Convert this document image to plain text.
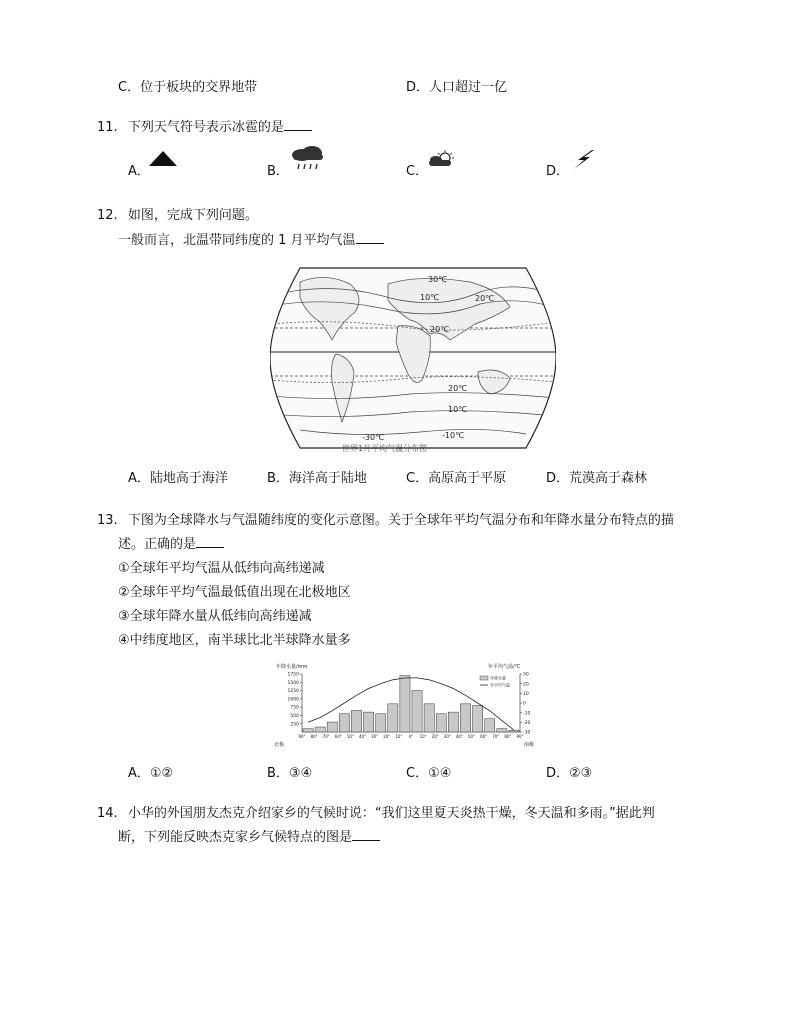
C．位于板块的交界地带	D．人口超过一亿
11. 下列天气符号表示冰雹的是
A．	B．	C．	D．
12. 如图，完成下列问题。
一般而言，北温带同纬度的 1 月平均气温
30℃
10℃	20℃
20℃
20℃
10℃
-30℃	-10℃
世界1月平均气温分布图
A．陆地高于海洋	B．海洋高于陆地	C．高原高于平原	D．荒漠高于森林
13. 下图为全球降水与气温随纬度的变化示意图。关于全球年平均气温分布和年降水量分布特点的描
述。正确的是
①全球年平均气温从低纬向高纬递减
②全球年平均气温最低值出现在北极地区
③全球年降水量从低纬向高纬递减
④中纬度地区，南半球比北半球降水量多
年降水量/mm	年平均气温/℃
北极	南极
250
500
750
1000
1250
1500
1750	30
20
10
0
-10
-20
-30
90° 80° 70° 60° 50° 40° 30° 20° 10° 0° 10° 20° 30° 40° 50° 60° 70° 80° 90°
年降水量
年平均气温
A．①②	B．③④	C．①④	D．②③
14. 小华的外国朋友杰克介绍家乡的气候时说：“我们这里夏天炎热干燥，冬天温和多雨。”据此判
断，下列能反映杰克家乡气候特点的图是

◆ ◆ ◆

> [Given exercise] In this exercise, set down all of the data exactly, without the pictures.

> [Completed task]
Convert this document image to plain text.
C．位于板块的交界地带	D．人口超过一亿
11. 下列天气符号表示冰雹的是
A．	B．	C．	D．
12. 如图，完成下列问题。
一般而言，北温带同纬度的 1 月平均气温
30℃
10℃	20℃
20℃
20℃
10℃
-30℃	-10℃
世界1月平均气温分布图
A．陆地高于海洋	B．海洋高于陆地	C．高原高于平原	D．荒漠高于森林
13. 下图为全球降水与气温随纬度的变化示意图。关于全球年平均气温分布和年降水量分布特点的描
述。正确的是
①全球年平均气温从低纬向高纬递减
②全球年平均气温最低值出现在北极地区
③全球年降水量从低纬向高纬递减
④中纬度地区，南半球比北半球降水量多
年降水量/mm	年平均气温/℃
北极	南极
250
500
750
1000
1250
1500
1750	30
20
10
0
-10
-20
-30
90° 80° 70° 60° 50° 40° 30° 20° 10° 0° 10° 20° 30° 40° 50° 60° 70° 80° 90°
年降水量
年平均气温
A．①②	B．③④	C．①④	D．②③
14. 小华的外国朋友杰克介绍家乡的气候时说：“我们这里夏天炎热干燥，冬天温和多雨。”据此判
断，下列能反映杰克家乡气候特点的图是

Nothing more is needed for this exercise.